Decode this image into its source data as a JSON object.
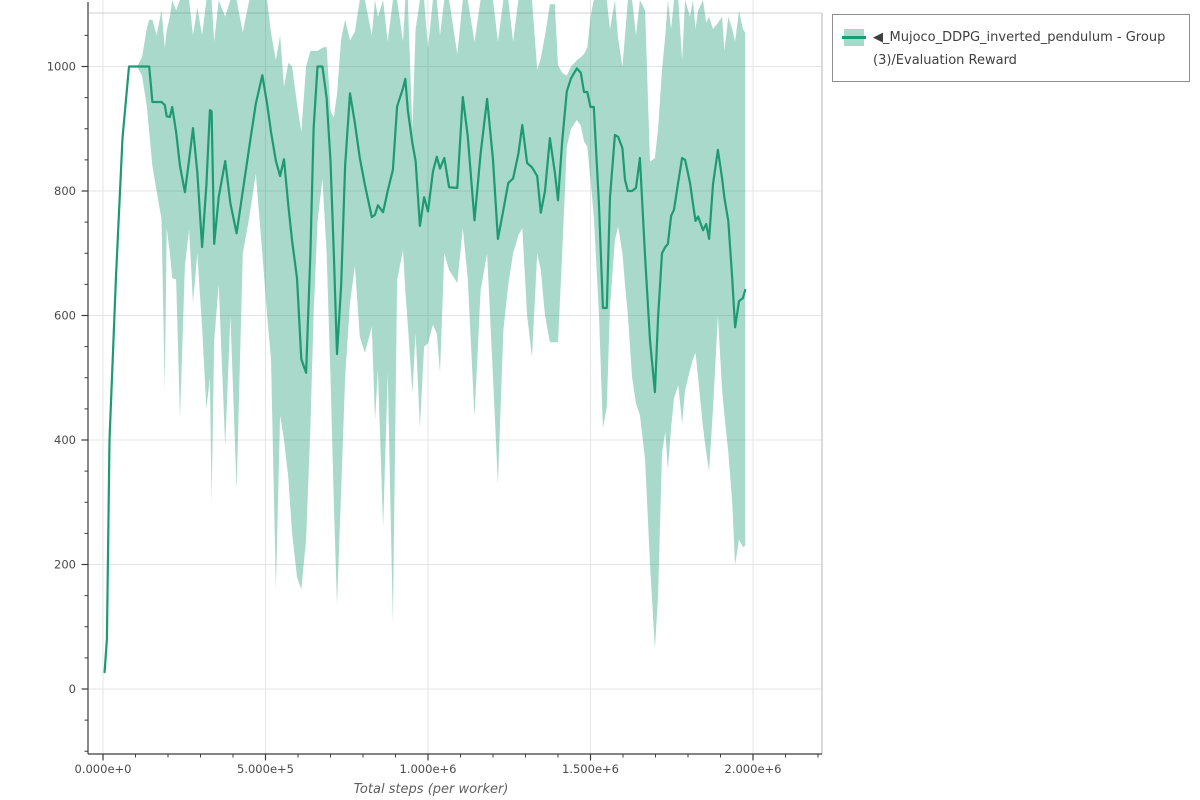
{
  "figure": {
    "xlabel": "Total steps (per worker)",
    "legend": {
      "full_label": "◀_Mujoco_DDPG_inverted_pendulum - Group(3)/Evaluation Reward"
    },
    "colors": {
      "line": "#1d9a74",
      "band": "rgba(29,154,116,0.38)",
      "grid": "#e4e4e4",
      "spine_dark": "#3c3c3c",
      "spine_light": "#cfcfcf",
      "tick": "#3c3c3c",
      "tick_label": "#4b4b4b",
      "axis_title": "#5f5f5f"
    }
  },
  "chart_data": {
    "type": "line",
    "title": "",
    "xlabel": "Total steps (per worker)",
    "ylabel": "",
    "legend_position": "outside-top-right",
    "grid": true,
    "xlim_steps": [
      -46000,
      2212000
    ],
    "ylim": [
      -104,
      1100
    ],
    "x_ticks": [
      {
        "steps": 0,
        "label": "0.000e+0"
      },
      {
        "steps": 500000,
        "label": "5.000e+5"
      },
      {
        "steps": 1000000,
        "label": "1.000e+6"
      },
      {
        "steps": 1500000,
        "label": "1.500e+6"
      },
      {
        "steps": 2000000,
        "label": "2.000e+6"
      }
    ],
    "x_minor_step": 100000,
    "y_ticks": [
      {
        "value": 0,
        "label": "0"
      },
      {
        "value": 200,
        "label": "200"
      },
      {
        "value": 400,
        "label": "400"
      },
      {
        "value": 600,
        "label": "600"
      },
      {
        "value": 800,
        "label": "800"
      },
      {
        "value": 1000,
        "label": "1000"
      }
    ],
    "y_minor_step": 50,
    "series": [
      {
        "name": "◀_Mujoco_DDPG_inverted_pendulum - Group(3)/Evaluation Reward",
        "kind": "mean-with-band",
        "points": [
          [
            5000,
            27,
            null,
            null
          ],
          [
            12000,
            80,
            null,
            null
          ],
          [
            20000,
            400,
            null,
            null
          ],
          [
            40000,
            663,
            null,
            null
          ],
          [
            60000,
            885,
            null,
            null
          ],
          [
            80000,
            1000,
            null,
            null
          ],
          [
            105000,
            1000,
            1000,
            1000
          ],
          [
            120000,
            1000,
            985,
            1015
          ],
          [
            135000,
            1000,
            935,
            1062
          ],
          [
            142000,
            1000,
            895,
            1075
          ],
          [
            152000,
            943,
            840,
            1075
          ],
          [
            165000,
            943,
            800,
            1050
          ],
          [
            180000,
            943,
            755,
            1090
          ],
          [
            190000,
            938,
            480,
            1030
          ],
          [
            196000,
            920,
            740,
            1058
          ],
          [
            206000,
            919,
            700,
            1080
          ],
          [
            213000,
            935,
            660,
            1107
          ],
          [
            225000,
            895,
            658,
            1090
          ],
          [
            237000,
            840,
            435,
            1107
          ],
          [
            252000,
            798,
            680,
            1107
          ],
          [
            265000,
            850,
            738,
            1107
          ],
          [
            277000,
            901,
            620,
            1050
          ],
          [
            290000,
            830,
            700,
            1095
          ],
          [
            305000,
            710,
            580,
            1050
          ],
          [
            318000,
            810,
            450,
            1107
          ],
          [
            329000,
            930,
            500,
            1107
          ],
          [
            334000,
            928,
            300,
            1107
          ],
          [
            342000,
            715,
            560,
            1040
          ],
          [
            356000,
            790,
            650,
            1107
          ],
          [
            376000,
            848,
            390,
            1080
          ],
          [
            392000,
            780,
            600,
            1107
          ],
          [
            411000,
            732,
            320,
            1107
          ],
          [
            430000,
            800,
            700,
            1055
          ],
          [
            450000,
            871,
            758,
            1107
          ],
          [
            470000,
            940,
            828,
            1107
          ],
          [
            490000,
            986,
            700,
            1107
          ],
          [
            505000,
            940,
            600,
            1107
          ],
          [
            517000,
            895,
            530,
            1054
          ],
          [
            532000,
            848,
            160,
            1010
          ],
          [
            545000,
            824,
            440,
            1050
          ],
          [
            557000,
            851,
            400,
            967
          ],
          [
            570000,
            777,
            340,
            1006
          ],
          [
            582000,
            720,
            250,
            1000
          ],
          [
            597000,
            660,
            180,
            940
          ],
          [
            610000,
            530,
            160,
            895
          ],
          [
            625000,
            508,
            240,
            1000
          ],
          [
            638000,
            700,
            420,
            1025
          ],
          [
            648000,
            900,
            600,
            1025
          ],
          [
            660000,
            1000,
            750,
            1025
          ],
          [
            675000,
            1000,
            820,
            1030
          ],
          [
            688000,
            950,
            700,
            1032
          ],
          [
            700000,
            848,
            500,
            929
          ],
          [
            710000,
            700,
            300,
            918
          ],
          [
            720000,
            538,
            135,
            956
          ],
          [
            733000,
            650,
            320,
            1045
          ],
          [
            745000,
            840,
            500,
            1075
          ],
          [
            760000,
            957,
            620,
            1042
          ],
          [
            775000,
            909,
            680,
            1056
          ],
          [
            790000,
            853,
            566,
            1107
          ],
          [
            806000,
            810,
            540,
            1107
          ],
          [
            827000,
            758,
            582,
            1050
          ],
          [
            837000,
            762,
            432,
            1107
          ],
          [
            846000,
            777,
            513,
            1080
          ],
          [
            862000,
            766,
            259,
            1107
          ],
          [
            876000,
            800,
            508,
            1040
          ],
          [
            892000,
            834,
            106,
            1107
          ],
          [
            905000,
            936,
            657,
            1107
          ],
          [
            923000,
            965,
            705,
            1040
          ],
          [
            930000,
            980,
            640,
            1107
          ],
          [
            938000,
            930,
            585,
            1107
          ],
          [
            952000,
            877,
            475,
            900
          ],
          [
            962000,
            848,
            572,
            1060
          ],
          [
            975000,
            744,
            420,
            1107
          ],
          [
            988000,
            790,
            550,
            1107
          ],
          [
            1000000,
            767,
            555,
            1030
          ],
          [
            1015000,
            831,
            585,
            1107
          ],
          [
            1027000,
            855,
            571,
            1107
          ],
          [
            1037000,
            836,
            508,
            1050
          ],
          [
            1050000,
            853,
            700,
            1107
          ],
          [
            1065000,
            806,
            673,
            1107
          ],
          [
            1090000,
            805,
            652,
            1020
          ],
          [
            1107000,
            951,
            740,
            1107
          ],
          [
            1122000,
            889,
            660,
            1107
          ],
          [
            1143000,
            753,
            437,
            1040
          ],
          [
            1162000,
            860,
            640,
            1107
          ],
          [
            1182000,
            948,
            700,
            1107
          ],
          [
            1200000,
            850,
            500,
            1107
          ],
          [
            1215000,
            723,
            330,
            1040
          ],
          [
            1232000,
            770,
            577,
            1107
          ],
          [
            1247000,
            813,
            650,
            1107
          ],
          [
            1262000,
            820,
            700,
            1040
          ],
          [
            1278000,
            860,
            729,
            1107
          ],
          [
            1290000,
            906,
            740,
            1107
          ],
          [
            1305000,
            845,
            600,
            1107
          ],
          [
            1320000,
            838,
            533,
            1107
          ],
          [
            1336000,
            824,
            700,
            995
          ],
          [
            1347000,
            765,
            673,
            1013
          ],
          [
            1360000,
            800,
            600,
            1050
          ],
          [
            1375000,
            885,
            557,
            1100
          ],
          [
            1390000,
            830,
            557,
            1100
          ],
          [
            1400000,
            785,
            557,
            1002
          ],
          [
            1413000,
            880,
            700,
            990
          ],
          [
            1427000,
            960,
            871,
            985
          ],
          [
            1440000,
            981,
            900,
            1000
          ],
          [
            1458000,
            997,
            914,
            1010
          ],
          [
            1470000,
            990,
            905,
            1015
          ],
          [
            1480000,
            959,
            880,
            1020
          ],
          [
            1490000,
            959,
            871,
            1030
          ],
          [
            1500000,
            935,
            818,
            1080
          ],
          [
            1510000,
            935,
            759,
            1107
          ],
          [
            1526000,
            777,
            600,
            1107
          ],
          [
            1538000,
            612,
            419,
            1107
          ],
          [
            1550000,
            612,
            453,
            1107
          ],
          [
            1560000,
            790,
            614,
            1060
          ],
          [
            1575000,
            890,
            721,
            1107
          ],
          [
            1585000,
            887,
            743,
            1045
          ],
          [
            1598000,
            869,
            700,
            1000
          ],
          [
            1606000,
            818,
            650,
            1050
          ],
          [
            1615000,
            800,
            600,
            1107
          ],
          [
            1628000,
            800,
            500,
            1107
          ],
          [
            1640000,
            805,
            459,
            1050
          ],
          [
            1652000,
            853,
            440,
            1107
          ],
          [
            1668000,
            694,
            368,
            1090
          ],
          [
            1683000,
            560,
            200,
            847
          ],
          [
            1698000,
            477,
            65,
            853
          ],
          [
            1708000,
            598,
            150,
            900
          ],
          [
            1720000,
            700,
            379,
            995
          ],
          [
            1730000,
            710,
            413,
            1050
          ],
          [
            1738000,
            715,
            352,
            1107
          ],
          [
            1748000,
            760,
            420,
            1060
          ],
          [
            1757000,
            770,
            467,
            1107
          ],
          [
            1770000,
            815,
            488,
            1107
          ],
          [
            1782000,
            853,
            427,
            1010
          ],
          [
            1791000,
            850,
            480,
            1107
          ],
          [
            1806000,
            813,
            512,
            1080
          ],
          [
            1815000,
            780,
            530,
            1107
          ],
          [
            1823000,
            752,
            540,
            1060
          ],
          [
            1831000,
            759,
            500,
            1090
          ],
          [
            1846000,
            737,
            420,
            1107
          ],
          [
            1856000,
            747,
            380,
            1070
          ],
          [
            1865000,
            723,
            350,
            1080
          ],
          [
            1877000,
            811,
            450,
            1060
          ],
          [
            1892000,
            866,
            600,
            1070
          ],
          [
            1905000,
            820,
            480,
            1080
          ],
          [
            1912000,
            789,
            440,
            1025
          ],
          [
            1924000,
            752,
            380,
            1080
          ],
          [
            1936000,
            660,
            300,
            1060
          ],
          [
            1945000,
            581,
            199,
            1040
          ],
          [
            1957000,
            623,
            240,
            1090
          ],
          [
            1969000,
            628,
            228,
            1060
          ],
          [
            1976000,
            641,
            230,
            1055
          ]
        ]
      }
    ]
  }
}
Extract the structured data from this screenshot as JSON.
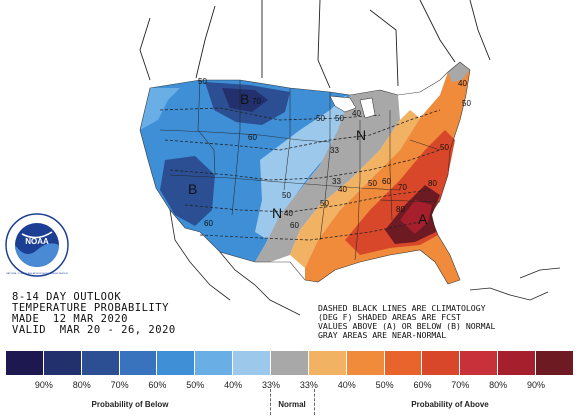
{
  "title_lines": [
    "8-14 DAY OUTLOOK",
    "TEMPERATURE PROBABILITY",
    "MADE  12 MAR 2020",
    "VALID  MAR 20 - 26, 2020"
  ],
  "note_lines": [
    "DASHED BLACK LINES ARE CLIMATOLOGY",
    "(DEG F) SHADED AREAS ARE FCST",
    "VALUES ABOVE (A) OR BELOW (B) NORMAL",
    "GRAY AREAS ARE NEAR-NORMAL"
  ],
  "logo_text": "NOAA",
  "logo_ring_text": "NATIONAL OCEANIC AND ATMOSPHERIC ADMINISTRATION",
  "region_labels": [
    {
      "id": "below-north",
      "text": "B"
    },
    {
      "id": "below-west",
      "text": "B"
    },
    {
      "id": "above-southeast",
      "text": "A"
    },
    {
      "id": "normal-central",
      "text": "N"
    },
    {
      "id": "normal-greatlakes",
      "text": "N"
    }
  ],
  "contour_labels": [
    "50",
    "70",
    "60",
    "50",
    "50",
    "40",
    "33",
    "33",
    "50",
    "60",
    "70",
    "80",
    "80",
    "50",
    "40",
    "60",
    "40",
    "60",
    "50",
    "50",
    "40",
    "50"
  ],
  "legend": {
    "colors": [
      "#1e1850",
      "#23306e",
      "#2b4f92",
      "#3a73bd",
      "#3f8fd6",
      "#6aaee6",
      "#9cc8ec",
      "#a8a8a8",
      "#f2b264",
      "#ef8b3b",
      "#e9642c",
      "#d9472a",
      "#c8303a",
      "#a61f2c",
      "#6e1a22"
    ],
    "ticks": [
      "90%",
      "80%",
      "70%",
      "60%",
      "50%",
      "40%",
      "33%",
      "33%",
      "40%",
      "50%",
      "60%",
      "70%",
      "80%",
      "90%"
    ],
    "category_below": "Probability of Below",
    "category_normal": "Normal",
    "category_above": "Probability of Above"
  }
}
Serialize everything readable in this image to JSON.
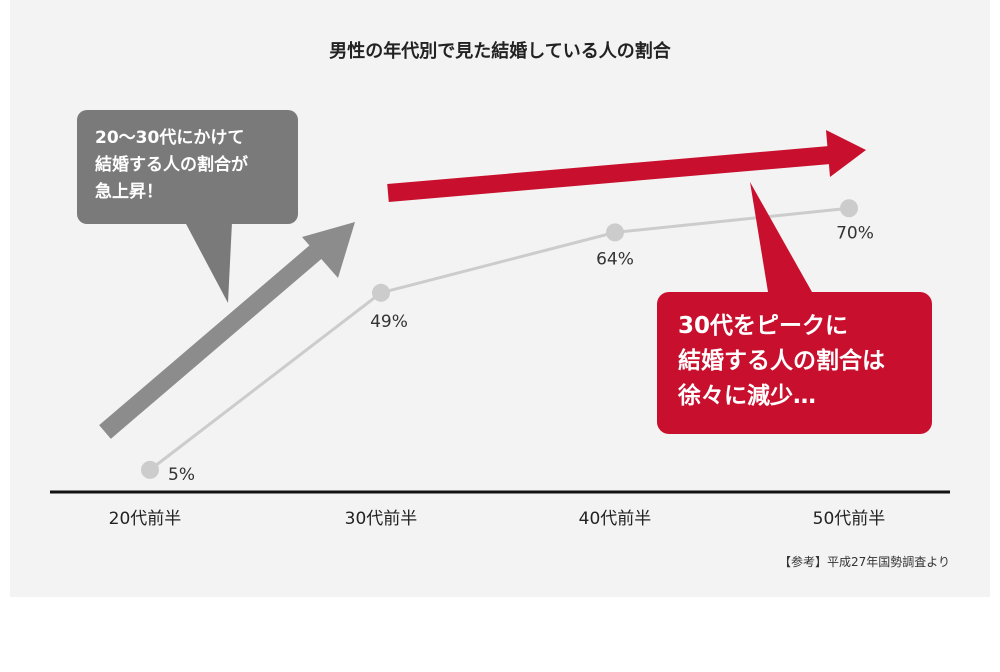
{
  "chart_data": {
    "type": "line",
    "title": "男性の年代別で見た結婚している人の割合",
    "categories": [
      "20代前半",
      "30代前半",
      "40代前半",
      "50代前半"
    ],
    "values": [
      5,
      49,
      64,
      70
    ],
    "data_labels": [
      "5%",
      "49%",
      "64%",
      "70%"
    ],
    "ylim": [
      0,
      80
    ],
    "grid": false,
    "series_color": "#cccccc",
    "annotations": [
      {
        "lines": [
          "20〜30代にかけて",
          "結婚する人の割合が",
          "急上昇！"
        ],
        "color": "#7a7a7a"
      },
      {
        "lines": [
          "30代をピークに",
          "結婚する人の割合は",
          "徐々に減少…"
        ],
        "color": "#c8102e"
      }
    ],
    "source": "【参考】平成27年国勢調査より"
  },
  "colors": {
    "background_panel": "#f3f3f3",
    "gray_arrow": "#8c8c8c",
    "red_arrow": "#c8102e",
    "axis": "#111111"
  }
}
--------------------------------
- _INSTRUCTION_: Produce an exact copy of the lines from the line containing "Serialize everything readable" through the last line of the records, with no pictures and no other text.

- _THE RESPONSE_:
Serialize everything readable in this image to JSON.
{
  "chart_data": {
    "type": "line",
    "title": "男性の年代別で見た結婚している人の割合",
    "categories": [
      "20代前半",
      "30代前半",
      "40代前半",
      "50代前半"
    ],
    "values": [
      5,
      49,
      64,
      70
    ],
    "data_labels": [
      "5%",
      "49%",
      "64%",
      "70%"
    ],
    "ylim": [
      0,
      80
    ],
    "grid": false,
    "series_color": "#cccccc",
    "annotations": [
      {
        "lines": [
          "20〜30代にかけて",
          "結婚する人の割合が",
          "急上昇！"
        ],
        "color": "#7a7a7a"
      },
      {
        "lines": [
          "30代をピークに",
          "結婚する人の割合は",
          "徐々に減少…"
        ],
        "color": "#c8102e"
      }
    ],
    "source": "【参考】平成27年国勢調査より"
  },
  "colors": {
    "background_panel": "#f3f3f3",
    "gray_arrow": "#8c8c8c",
    "red_arrow": "#c8102e",
    "axis": "#111111"
  }
}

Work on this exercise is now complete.